Entries with figure data
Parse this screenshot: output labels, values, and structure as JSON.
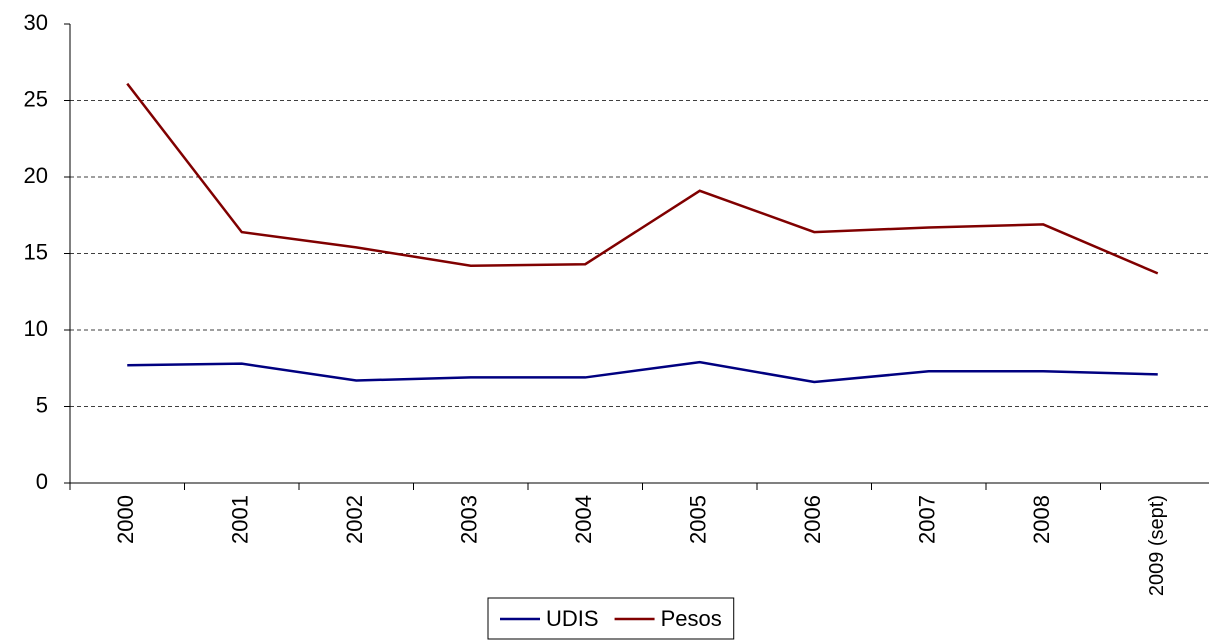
{
  "chart_data": {
    "type": "line",
    "categories": [
      "2000",
      "2001",
      "2002",
      "2003",
      "2004",
      "2005",
      "2006",
      "2007",
      "2008",
      "2009 (sept)"
    ],
    "series": [
      {
        "name": "UDIS",
        "color": "#000080",
        "values": [
          7.7,
          7.8,
          6.7,
          6.9,
          6.9,
          7.9,
          6.6,
          7.3,
          7.3,
          7.1
        ]
      },
      {
        "name": "Pesos",
        "color": "#800000",
        "values": [
          26.1,
          16.4,
          15.4,
          14.2,
          14.3,
          19.1,
          16.4,
          16.7,
          16.9,
          13.7
        ]
      }
    ],
    "ylim": [
      0,
      30
    ],
    "yticks": [
      0,
      5,
      10,
      15,
      20,
      25,
      30
    ],
    "grid": true,
    "legend": "bottom"
  }
}
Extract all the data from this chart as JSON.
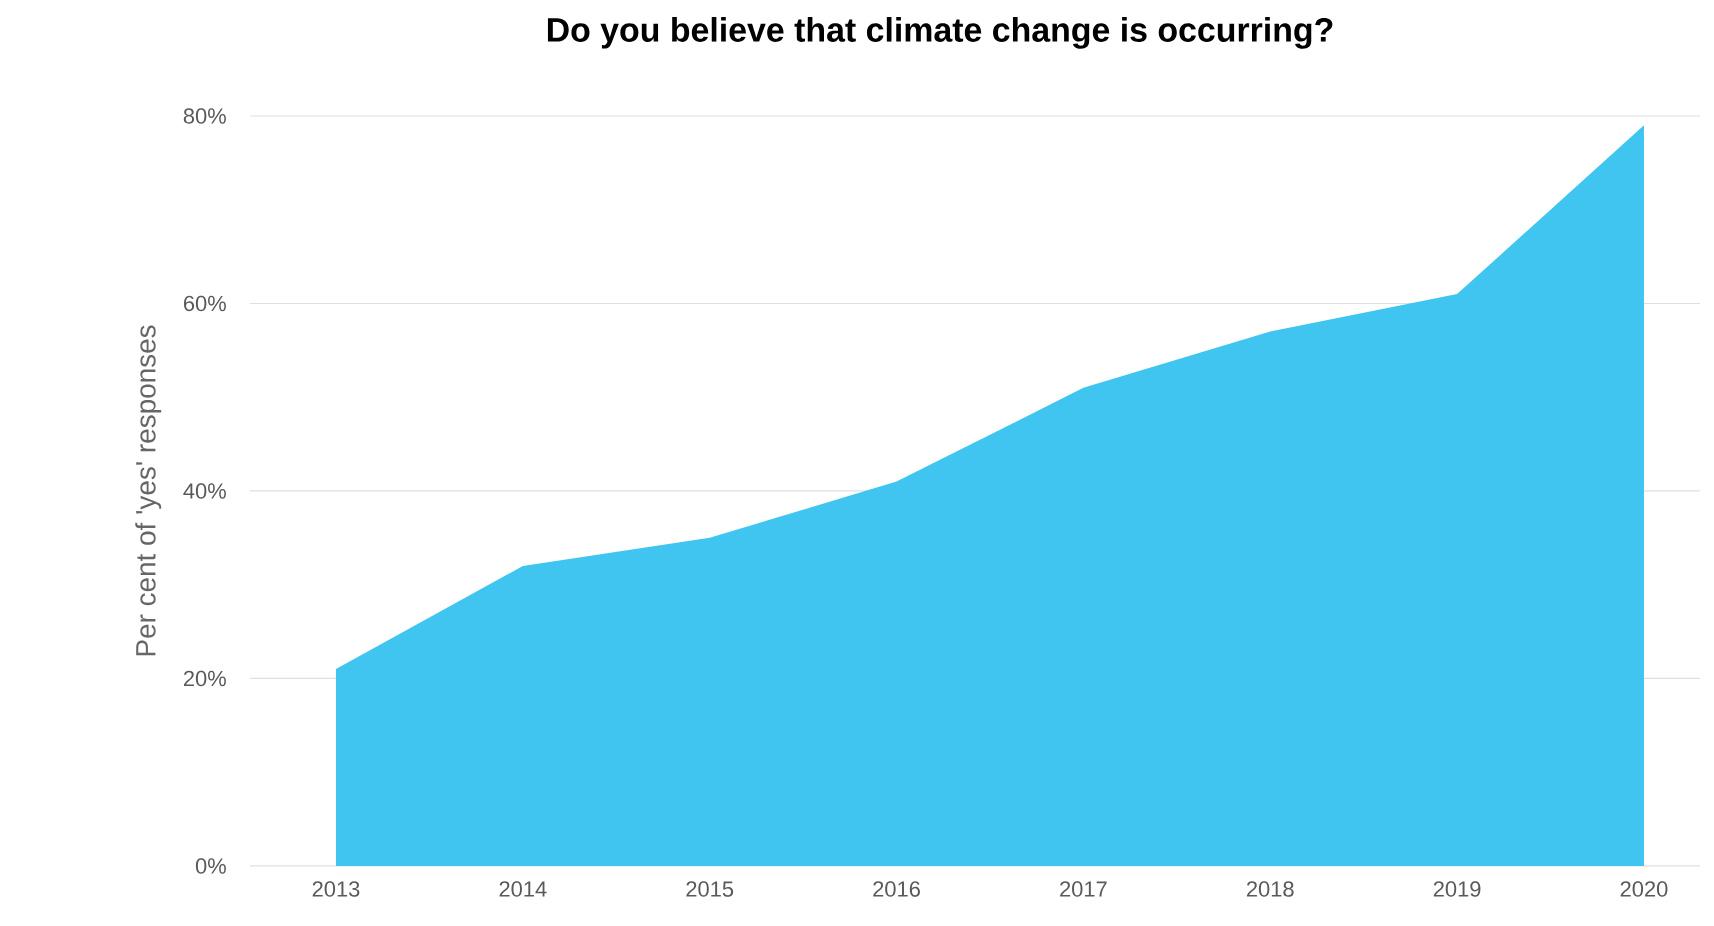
{
  "chart_data": {
    "type": "area",
    "title": "Do you believe that climate change is occurring?",
    "ylabel": "Per cent of 'yes' responses",
    "categories": [
      "2013",
      "2014",
      "2015",
      "2016",
      "2017",
      "2018",
      "2019",
      "2020"
    ],
    "values": [
      21,
      32,
      35,
      41,
      51,
      57,
      61,
      79
    ],
    "color": "#3fc5f0",
    "ylim": [
      0,
      80
    ],
    "yticks": [
      {
        "value": 0,
        "label": "0%"
      },
      {
        "value": 20,
        "label": "20%"
      },
      {
        "value": 40,
        "label": "40%"
      },
      {
        "value": 60,
        "label": "60%"
      },
      {
        "value": 80,
        "label": "80%"
      }
    ],
    "grid": "y"
  }
}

● **SHORT PROBLEM**
All of the lines above should be retyped precisely, apart from the pictures.

● **REPLY**
Parse this screenshot: output labels, values, and structure as JSON.
{
  "chart_data": {
    "type": "line",
    "categories": [
      "2000",
      "2001",
      "2002",
      "2003",
      "2004",
      "2005",
      "2006",
      "2007",
      "2008",
      "2009 (sept)"
    ],
    "series": [
      {
        "name": "UDIS",
        "color": "#000080",
        "values": [
          7.7,
          7.8,
          6.7,
          6.9,
          6.9,
          7.9,
          6.6,
          7.3,
          7.3,
          7.1
        ]
      },
      {
        "name": "Pesos",
        "color": "#800000",
        "values": [
          26.1,
          16.4,
          15.4,
          14.2,
          14.3,
          19.1,
          16.4,
          16.7,
          16.9,
          13.7
        ]
      }
    ],
    "ylim": [
      0,
      30
    ],
    "yticks": [
      0,
      5,
      10,
      15,
      20,
      25,
      30
    ],
    "grid": true,
    "legend": "bottom"
  }
}
Extract all the data from this chart as JSON.
{
  "chart_data": {
    "type": "area",
    "title": "Do you believe that climate change is occurring?",
    "ylabel": "Per cent of 'yes' responses",
    "categories": [
      "2013",
      "2014",
      "2015",
      "2016",
      "2017",
      "2018",
      "2019",
      "2020"
    ],
    "values": [
      21,
      32,
      35,
      41,
      51,
      57,
      61,
      79
    ],
    "color": "#3fc5f0",
    "ylim": [
      0,
      80
    ],
    "yticks": [
      {
        "value": 0,
        "label": "0%"
      },
      {
        "value": 20,
        "label": "20%"
      },
      {
        "value": 40,
        "label": "40%"
      },
      {
        "value": 60,
        "label": "60%"
      },
      {
        "value": 80,
        "label": "80%"
      }
    ],
    "grid": "y"
  }
}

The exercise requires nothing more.